#### Supplied records
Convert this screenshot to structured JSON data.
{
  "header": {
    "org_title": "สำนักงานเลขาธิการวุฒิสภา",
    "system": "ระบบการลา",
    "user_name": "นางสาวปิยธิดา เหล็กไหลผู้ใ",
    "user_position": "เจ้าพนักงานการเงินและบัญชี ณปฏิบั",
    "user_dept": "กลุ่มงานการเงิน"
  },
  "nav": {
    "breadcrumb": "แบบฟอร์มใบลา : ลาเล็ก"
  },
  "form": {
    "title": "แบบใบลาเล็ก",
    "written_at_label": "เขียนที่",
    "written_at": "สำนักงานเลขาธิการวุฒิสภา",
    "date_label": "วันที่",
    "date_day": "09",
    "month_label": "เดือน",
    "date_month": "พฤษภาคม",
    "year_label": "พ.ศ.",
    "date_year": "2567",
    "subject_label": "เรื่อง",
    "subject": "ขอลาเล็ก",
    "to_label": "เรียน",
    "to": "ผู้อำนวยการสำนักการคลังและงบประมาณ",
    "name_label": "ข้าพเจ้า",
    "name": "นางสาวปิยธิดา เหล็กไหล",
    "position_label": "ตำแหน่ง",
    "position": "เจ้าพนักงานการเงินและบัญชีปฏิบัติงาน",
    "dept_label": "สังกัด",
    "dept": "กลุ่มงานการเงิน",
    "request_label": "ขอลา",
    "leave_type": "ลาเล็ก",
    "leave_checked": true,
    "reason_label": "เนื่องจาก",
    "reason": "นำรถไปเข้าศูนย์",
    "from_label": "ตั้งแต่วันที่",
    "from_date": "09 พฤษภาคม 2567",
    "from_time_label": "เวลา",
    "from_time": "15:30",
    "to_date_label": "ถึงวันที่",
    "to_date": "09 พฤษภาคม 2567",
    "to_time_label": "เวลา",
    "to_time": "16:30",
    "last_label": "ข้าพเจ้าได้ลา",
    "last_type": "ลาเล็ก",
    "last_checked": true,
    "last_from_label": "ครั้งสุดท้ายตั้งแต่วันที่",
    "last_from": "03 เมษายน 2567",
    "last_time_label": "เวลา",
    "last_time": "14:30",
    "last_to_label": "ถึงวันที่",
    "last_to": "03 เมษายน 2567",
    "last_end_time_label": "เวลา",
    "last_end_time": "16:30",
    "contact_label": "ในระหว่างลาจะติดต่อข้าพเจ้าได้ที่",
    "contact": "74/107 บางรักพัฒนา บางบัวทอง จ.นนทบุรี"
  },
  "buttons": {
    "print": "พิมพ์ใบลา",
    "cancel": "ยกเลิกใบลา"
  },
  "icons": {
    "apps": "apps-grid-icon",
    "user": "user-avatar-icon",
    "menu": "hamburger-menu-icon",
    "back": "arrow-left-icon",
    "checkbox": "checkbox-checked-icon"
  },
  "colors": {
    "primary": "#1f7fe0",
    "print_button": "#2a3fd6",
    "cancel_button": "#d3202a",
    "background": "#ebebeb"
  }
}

#### Written task
Go over the data above and copy every line that has the word "กงานการเง" in it.

#### The response
    "user_position": "เจ้าพนักงานการเงินและบัญชี ณปฏิบั",
    "position": "เจ้าพนักงานการเงินและบัญชีปฏิบัติงาน",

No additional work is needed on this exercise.